In the data below, find each line containing the string "GlucoTab" and return it.

──────── Data provided ────────

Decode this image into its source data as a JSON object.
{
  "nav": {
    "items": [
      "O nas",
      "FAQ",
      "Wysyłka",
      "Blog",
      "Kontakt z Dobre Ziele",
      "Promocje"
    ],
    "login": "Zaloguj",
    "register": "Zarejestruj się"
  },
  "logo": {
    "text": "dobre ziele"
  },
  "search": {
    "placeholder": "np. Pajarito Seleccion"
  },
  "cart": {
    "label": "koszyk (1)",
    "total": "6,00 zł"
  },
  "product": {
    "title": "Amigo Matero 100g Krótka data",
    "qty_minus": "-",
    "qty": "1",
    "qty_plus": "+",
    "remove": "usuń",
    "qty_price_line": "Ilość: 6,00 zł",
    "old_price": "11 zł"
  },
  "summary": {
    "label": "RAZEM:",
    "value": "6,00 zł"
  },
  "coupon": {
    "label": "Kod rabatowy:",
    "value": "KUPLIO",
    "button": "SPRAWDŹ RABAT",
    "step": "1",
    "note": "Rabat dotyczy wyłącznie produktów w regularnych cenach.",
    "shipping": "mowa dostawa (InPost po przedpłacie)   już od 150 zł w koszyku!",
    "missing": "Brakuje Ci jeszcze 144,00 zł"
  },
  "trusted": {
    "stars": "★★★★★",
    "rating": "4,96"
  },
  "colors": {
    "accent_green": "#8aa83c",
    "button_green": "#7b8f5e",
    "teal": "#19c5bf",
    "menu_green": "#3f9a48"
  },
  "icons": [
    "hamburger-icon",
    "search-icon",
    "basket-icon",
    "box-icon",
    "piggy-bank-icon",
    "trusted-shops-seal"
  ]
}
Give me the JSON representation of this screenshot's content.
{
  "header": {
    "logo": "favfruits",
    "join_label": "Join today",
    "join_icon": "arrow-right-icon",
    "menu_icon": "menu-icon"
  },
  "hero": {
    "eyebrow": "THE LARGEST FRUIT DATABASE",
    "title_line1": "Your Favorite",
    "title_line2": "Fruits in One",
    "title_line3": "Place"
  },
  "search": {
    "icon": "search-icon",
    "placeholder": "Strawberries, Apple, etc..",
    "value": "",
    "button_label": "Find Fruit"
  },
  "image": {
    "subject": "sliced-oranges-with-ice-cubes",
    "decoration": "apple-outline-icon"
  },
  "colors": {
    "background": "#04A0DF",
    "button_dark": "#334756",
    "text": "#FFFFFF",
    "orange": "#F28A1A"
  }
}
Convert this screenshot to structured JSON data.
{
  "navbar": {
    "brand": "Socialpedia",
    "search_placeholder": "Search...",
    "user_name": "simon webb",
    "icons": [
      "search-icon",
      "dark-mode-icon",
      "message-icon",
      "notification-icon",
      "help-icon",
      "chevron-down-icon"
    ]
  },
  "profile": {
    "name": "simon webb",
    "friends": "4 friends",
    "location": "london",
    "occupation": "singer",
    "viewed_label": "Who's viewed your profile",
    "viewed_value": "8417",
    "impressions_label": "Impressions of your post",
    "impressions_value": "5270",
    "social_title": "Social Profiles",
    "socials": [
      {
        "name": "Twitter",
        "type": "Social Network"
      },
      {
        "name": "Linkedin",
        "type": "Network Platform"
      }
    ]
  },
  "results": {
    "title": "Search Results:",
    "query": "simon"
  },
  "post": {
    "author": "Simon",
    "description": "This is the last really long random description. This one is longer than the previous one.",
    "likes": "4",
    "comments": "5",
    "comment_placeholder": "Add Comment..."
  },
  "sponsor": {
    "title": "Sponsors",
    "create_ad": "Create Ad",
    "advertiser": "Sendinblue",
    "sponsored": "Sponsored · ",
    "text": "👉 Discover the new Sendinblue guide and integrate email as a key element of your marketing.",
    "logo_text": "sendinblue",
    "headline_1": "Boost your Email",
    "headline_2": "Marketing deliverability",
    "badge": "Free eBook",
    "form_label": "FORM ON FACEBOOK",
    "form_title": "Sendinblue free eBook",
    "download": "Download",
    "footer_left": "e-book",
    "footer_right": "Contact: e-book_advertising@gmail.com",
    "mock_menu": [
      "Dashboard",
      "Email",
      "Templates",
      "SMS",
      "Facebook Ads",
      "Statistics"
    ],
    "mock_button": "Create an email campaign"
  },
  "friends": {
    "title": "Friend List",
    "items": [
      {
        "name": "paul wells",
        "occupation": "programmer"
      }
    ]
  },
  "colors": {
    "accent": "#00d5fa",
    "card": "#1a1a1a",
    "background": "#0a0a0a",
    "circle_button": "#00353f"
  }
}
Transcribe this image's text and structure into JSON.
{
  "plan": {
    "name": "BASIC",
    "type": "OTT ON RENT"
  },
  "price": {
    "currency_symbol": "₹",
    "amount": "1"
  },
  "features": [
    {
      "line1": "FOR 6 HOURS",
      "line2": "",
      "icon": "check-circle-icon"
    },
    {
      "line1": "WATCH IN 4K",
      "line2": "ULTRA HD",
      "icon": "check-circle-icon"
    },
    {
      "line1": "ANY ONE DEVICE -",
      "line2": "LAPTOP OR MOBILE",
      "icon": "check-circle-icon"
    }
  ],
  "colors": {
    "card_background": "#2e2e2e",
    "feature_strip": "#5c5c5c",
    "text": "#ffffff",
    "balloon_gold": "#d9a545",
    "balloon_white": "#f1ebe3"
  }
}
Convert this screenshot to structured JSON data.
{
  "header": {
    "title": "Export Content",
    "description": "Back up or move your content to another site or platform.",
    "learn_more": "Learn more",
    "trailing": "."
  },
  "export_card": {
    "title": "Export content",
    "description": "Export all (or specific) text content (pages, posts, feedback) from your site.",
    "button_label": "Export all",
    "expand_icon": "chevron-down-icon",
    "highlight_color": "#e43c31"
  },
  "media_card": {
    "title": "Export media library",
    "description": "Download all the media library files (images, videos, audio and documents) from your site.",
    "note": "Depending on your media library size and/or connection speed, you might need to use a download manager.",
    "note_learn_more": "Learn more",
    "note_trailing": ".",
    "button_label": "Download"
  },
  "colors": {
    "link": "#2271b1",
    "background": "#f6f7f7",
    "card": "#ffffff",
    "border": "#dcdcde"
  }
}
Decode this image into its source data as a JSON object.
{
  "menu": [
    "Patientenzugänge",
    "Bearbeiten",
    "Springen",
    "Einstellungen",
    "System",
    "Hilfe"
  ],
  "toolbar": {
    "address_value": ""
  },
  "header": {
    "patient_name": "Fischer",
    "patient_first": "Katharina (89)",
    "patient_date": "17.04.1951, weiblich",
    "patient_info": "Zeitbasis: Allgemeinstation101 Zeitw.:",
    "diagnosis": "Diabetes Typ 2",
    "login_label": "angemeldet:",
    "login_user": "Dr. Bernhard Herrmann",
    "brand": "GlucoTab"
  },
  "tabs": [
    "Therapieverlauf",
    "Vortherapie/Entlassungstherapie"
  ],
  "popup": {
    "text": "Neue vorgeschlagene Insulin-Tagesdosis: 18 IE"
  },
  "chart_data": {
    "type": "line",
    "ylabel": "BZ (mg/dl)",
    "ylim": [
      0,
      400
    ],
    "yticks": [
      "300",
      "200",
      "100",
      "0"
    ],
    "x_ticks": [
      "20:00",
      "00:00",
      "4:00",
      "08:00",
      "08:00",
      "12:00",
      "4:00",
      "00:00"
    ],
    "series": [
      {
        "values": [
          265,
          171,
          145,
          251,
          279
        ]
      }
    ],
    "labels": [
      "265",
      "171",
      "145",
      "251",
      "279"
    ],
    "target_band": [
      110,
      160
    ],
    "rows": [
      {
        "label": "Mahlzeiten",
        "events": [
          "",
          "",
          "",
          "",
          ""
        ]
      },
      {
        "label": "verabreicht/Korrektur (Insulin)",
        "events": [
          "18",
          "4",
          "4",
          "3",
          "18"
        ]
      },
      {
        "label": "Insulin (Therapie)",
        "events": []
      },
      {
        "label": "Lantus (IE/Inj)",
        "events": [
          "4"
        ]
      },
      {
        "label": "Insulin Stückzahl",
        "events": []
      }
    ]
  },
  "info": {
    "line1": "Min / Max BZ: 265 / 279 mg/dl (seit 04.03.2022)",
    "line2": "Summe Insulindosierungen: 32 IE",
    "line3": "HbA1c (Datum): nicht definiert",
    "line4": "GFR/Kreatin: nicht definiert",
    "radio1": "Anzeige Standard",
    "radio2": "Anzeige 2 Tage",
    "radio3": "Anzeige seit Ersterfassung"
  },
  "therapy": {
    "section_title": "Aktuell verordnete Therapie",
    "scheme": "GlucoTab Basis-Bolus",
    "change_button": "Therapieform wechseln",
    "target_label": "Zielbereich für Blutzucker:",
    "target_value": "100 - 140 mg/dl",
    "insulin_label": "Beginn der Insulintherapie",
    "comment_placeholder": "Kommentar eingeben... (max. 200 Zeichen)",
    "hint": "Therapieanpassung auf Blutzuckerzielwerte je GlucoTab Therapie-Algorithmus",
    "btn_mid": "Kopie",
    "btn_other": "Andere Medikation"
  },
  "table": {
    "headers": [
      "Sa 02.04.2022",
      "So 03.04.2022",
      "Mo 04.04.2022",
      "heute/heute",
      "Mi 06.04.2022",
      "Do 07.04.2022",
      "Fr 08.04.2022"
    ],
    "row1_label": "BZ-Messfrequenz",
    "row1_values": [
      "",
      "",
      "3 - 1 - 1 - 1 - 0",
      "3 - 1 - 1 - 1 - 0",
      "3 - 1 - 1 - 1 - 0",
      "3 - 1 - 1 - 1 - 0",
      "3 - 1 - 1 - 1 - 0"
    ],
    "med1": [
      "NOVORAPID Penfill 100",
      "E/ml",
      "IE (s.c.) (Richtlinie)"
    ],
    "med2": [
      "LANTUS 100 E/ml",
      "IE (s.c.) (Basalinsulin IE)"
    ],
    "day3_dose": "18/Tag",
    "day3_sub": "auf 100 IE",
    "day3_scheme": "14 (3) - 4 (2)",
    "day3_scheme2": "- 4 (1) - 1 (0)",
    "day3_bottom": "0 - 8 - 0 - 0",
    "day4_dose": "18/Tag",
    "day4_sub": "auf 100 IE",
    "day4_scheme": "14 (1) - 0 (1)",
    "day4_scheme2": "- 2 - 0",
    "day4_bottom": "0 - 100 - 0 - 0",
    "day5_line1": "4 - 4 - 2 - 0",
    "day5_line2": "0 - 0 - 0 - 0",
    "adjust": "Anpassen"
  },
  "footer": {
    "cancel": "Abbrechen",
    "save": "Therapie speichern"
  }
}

────────

Task solution:
    "brand": "GlucoTab"
    "scheme": "GlucoTab Basis-Bolus",
    "hint": "Therapieanpassung auf Blutzuckerzielwerte je GlucoTab Therapie-Algorithmus",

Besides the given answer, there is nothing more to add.